[Start]

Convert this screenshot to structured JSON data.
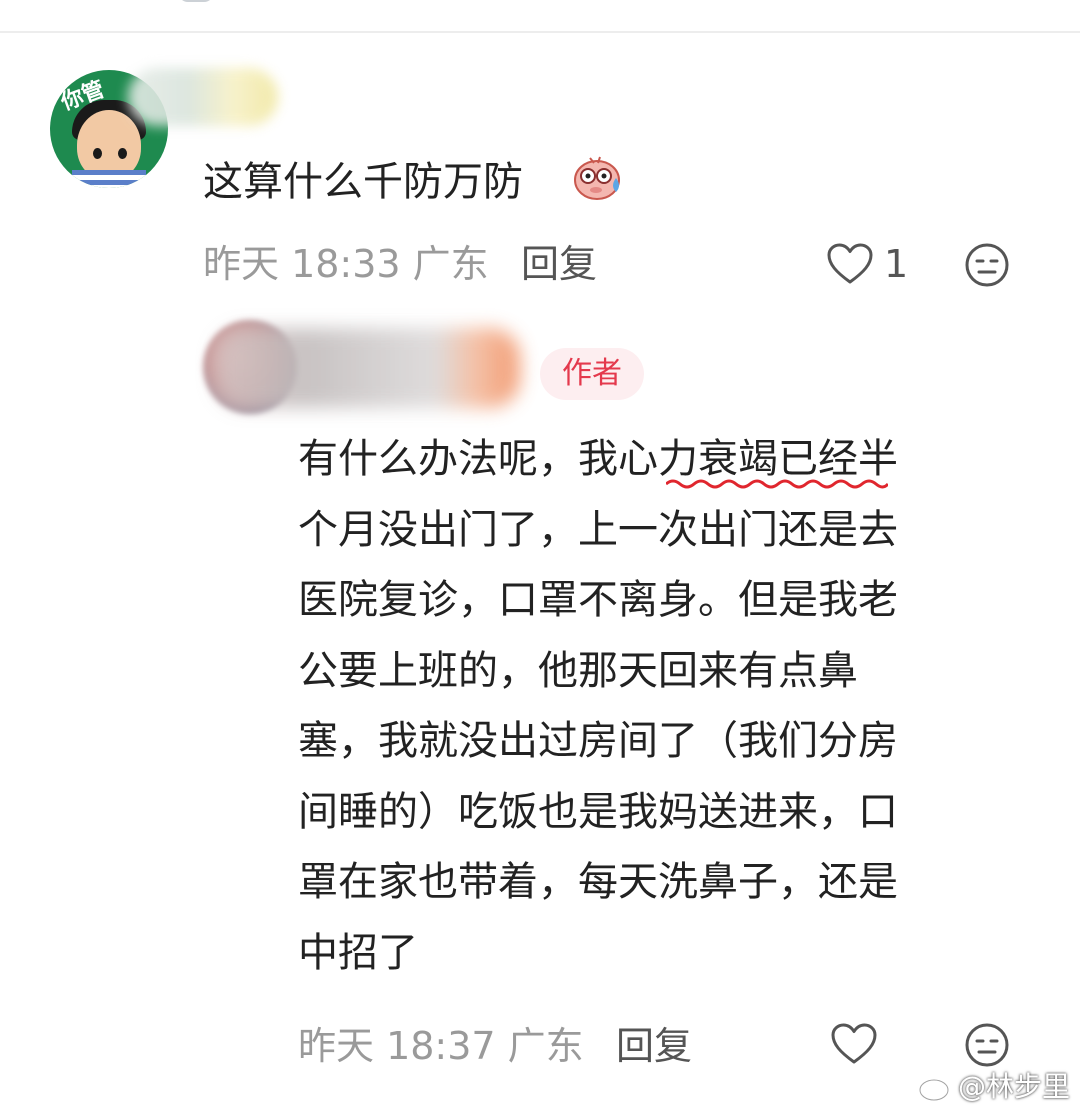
{
  "comment1": {
    "avatar_text": "你管",
    "text": "这算什么千防万防",
    "emoji": "sweat-pig-emoji",
    "meta": "昨天 18:33 广东",
    "reply_label": "回复",
    "likes": "1"
  },
  "comment2": {
    "badge": "作者",
    "lines": [
      "有什么办法呢，我心力衰竭已经半",
      "个月没出门了，上一次出门还是去",
      "医院复诊，口罩不离身。但是我老",
      "公要上班的，他那天回来有点鼻",
      "塞，我就没出过房间了（我们分房",
      "间睡的）吃饭也是我妈送进来，口",
      "罩在家也带着，每天洗鼻子，还是",
      "中招了"
    ],
    "meta": "昨天 18:37 广东",
    "reply_label": "回复"
  },
  "watermark": {
    "text": "@林步里",
    "icon": "weibo-icon"
  },
  "colors": {
    "meta_gray": "#9a9a9a",
    "author_badge_text": "#e4394d",
    "author_badge_bg": "#fdeef0",
    "squiggle_red": "#e0262e"
  }
}
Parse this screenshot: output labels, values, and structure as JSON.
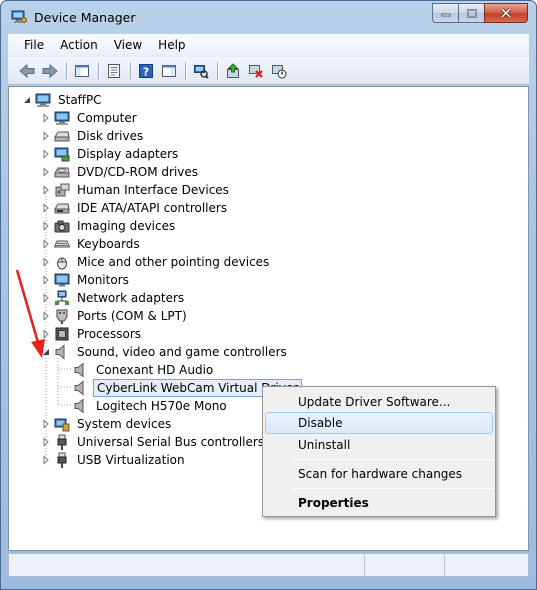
{
  "window": {
    "title": "Device Manager"
  },
  "menu": {
    "items": [
      "File",
      "Action",
      "View",
      "Help"
    ]
  },
  "toolbar": {
    "buttons": [
      "back-icon",
      "forward-icon",
      "show-hide-tree-icon",
      "properties-icon",
      "help-icon",
      "action-pane-icon",
      "scan-hardware-icon",
      "update-driver-icon",
      "uninstall-icon",
      "disable-icon"
    ]
  },
  "tree": {
    "root": "StaffPC",
    "categories": [
      "Computer",
      "Disk drives",
      "Display adapters",
      "DVD/CD-ROM drives",
      "Human Interface Devices",
      "IDE ATA/ATAPI controllers",
      "Imaging devices",
      "Keyboards",
      "Mice and other pointing devices",
      "Monitors",
      "Network adapters",
      "Ports (COM & LPT)",
      "Processors",
      "Sound, video and game controllers",
      "System devices",
      "Universal Serial Bus controllers",
      "USB Virtualization"
    ],
    "sound_children": [
      "Conexant HD Audio",
      "CyberLink WebCam Virtual Driver",
      "Logitech H570e Mono"
    ],
    "selected": "CyberLink WebCam Virtual Driver"
  },
  "context_menu": {
    "update": "Update Driver Software...",
    "disable": "Disable",
    "uninstall": "Uninstall",
    "scan": "Scan for hardware changes",
    "properties": "Properties"
  },
  "colors": {
    "selection_fill": "#e4eefb",
    "selection_border": "#7da2ce",
    "annotation_arrow": "#e8211b",
    "close_button": "#c2412a"
  }
}
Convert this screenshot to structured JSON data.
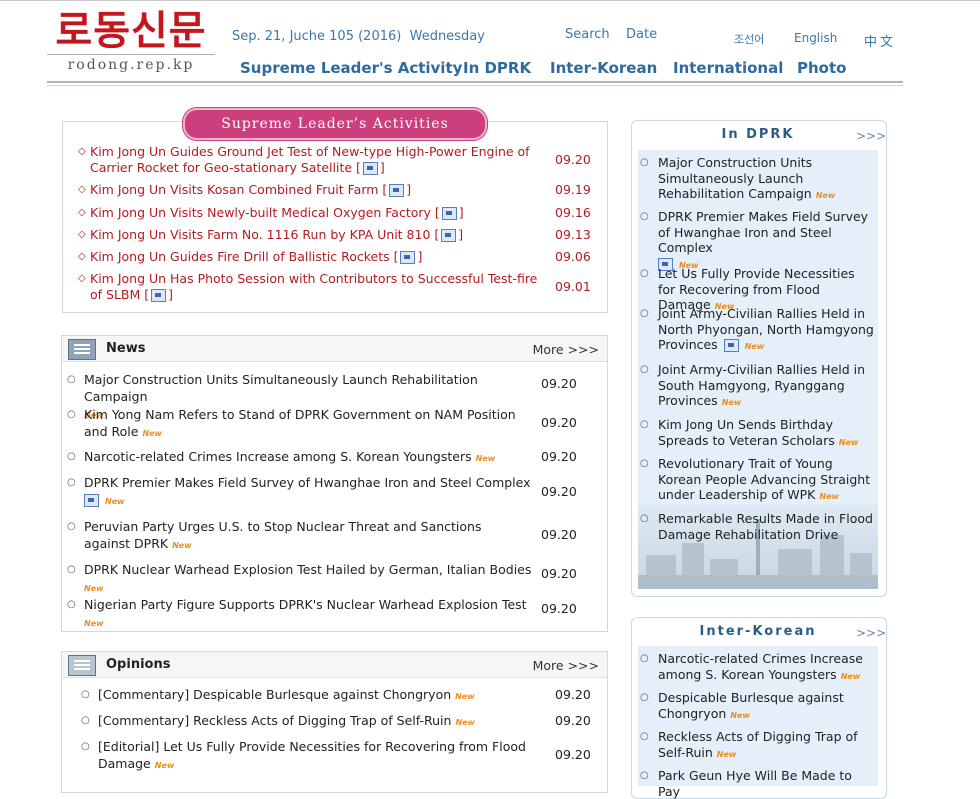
{
  "header": {
    "logo_korean": "로동신문",
    "logo_url": "rodong.rep.kp",
    "date": "Sep. 21, Juche 105 (2016)  Wednesday",
    "search_label": "Search",
    "date_label": "Date",
    "languages": [
      "조선어",
      "English",
      "中文"
    ],
    "nav": [
      "Supreme Leader's Activity",
      "In DPRK",
      "Inter-Korean",
      "International",
      "Photo"
    ]
  },
  "supreme": {
    "title": "Supreme Leader’s Activities",
    "items": [
      {
        "text": "Kim Jong Un Guides Ground Jet Test of New-type High-Power Engine of Carrier Rocket for Geo-stationary Satellite",
        "date": "09.20"
      },
      {
        "text": "Kim Jong Un Visits Kosan Combined Fruit Farm",
        "date": "09.19"
      },
      {
        "text": "Kim Jong Un Visits Newly-built Medical Oxygen Factory",
        "date": "09.16"
      },
      {
        "text": "Kim Jong Un Visits Farm No. 1116 Run by KPA Unit 810",
        "date": "09.13"
      },
      {
        "text": "Kim Jong Un Guides Fire Drill of Ballistic Rockets",
        "date": "09.06"
      },
      {
        "text": "Kim Jong Un Has Photo Session with Contributors to Successful Test-fire of SLBM",
        "date": "09.01"
      }
    ]
  },
  "news": {
    "title": "News",
    "more": "More >>>",
    "items": [
      {
        "text": "Major Construction Units Simultaneously Launch Rehabilitation Campaign",
        "date": "09.20"
      },
      {
        "text": "Kim Yong Nam Refers to Stand of DPRK Government on NAM Position and Role",
        "date": "09.20"
      },
      {
        "text": "Narcotic-related Crimes Increase among S. Korean Youngsters",
        "date": "09.20"
      },
      {
        "text": "DPRK Premier Makes Field Survey of Hwanghae Iron and Steel Complex",
        "date": "09.20"
      },
      {
        "text": "Peruvian Party Urges U.S. to Stop Nuclear Threat and Sanctions against DPRK",
        "date": "09.20"
      },
      {
        "text": "DPRK Nuclear Warhead Explosion Test Hailed by German, Italian Bodies",
        "date": "09.20"
      },
      {
        "text": "Nigerian Party Figure Supports DPRK's Nuclear Warhead Explosion Test",
        "date": "09.20"
      }
    ]
  },
  "opinions": {
    "title": "Opinions",
    "more": "More >>>",
    "items": [
      {
        "text": "[Commentary] Despicable Burlesque against Chongryon",
        "date": "09.20"
      },
      {
        "text": "[Commentary] Reckless Acts of Digging Trap of Self-Ruin",
        "date": "09.20"
      },
      {
        "text": "[Editorial] Let Us Fully Provide Necessities for Recovering from Flood Damage",
        "date": "09.20"
      }
    ]
  },
  "new_badge": "New",
  "in_dprk": {
    "title": "In DPRK",
    "more": ">>>",
    "items": [
      "Major Construction Units Simultaneously Launch Rehabilitation Campaign",
      "DPRK Premier Makes Field Survey of Hwanghae Iron and Steel Complex",
      "Let Us Fully Provide Necessities for Recovering from Flood Damage",
      "Joint Army-Civilian Rallies Held in North Phyongan, North Hamgyong Provinces",
      "Joint Army-Civilian Rallies Held in South Hamgyong, Ryanggang Provinces",
      "Kim Jong Un Sends Birthday Spreads to Veteran Scholars",
      "Revolutionary Trait of Young Korean People Advancing Straight under Leadership of WPK",
      "Remarkable Results Made in Flood Damage Rehabilitation Drive"
    ]
  },
  "inter_korean": {
    "title": "Inter-Korean",
    "more": ">>>",
    "items": [
      "Narcotic-related Crimes Increase among S. Korean Youngsters",
      "Despicable Burlesque against Chongryon",
      "Reckless Acts of Digging Trap of Self-Ruin",
      "Park Geun Hye Will Be Made to Pay"
    ]
  },
  "colors": {
    "accent_red": "#b31b22",
    "nav_blue": "#2c6a9f",
    "title_pink": "#cc3f7d",
    "new_orange": "#f08c1a"
  }
}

[End]

Look through the records and gather each line with the word "CyberLink".

Solution below —
      "CyberLink WebCam Virtual Driver",
    "selected": "CyberLink WebCam Virtual Driver"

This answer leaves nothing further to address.